**Items from a dataset**

"""

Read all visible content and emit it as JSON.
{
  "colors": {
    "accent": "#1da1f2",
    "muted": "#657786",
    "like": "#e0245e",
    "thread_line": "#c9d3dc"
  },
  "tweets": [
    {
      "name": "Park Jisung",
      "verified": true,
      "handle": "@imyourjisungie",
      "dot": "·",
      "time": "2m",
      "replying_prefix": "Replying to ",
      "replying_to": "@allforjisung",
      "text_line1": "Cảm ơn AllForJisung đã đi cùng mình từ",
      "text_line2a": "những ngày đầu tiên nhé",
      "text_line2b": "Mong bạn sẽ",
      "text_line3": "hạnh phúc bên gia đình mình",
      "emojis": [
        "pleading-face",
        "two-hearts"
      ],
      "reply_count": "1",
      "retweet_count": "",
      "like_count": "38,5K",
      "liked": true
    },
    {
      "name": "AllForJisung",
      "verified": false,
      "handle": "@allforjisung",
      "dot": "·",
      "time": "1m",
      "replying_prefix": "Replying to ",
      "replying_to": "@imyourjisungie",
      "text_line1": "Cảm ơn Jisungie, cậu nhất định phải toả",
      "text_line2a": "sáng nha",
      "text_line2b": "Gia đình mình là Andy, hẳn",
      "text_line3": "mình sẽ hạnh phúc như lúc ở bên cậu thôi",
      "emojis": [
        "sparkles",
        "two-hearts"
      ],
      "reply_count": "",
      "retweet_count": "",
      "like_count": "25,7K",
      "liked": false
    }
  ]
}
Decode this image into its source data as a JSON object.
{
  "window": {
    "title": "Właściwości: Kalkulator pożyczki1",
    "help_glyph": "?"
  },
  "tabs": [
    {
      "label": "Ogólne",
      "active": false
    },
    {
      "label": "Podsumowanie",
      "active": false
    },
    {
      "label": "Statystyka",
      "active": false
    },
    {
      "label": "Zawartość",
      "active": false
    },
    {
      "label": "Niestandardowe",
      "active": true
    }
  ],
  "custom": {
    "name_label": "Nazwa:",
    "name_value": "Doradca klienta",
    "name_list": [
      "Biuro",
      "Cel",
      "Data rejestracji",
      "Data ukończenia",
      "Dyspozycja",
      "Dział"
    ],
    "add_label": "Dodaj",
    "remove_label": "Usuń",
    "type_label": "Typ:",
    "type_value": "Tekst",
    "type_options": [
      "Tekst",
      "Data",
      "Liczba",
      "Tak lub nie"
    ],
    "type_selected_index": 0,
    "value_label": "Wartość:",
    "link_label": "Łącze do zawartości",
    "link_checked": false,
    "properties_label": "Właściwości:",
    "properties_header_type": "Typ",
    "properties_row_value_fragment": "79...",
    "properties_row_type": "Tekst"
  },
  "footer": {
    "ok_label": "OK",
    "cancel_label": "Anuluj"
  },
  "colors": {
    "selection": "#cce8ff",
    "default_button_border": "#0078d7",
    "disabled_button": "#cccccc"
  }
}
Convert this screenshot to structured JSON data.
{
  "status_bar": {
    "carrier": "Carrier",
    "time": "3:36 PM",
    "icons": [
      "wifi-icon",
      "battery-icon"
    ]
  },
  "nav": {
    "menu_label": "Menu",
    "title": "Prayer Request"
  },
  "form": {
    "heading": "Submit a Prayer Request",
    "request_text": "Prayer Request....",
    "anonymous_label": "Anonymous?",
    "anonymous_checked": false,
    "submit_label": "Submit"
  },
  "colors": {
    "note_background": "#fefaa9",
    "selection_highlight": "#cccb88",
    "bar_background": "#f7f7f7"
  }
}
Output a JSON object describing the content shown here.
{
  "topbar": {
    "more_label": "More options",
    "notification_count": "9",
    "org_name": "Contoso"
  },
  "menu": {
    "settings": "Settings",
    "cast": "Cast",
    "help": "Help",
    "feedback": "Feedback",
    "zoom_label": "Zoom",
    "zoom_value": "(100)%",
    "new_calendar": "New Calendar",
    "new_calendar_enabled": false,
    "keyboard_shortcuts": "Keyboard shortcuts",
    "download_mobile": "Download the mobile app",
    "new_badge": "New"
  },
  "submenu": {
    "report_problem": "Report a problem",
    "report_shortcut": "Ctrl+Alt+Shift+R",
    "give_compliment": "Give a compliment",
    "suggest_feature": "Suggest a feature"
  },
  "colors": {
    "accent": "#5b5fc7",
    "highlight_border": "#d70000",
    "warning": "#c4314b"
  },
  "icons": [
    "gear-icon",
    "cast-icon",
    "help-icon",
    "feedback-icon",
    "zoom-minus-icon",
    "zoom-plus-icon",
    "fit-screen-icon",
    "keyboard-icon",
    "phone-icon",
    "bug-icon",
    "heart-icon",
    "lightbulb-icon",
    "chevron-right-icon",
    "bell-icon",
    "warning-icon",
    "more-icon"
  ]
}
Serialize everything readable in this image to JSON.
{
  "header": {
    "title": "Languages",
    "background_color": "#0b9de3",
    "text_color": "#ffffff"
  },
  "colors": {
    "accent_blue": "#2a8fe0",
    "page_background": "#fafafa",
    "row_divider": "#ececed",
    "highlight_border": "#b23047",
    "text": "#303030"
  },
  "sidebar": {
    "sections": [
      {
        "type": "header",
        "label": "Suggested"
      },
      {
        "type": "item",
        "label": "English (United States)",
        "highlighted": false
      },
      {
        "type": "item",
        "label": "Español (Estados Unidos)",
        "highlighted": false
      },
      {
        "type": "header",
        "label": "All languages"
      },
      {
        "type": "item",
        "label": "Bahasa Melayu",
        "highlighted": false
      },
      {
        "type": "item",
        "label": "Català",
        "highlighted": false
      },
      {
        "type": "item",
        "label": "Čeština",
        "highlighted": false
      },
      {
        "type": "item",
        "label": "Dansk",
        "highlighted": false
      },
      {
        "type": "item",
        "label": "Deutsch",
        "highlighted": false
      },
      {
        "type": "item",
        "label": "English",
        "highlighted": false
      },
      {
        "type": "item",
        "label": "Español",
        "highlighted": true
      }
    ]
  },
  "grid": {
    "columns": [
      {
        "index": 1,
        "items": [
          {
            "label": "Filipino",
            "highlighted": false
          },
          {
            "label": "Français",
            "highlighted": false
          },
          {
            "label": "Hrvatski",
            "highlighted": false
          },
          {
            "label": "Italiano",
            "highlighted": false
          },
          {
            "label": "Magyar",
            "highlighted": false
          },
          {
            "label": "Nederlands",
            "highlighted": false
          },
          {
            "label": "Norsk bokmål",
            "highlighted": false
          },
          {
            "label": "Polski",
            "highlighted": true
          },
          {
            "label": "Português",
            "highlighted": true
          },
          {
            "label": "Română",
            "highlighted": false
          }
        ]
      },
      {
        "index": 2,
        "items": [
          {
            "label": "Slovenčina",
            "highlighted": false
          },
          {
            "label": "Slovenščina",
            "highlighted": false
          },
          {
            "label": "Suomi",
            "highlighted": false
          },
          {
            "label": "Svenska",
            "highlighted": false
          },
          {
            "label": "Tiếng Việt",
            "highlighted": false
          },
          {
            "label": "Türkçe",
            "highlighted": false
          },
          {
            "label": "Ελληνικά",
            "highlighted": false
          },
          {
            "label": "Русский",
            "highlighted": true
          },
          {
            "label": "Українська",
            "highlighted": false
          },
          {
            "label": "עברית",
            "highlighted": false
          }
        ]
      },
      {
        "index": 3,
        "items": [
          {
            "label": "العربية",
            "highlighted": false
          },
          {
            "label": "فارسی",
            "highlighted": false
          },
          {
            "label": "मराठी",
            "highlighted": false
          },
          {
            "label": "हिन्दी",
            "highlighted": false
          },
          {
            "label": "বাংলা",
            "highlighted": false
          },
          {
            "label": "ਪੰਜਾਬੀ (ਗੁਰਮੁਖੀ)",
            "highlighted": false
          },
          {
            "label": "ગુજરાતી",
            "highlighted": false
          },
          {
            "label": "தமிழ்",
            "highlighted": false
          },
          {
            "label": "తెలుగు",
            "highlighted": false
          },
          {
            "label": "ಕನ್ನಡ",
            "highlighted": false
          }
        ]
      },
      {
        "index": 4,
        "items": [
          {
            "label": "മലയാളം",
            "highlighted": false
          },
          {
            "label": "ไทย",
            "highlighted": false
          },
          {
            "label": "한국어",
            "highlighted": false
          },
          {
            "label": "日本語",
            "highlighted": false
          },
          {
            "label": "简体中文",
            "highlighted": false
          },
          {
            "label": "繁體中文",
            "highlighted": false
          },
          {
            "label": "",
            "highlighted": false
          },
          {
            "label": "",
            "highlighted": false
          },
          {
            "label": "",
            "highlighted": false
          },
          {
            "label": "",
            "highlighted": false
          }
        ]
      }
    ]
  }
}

"""

**INSTRUCTIONS FOR THE TASK**
Select, from the listing, all lines that include the word "true".

**REPLY TO THE TASK**
      "verified": true,
      "liked": true
      "active": true
        "highlighted": true
            "highlighted": true
            "highlighted": true
            "highlighted": true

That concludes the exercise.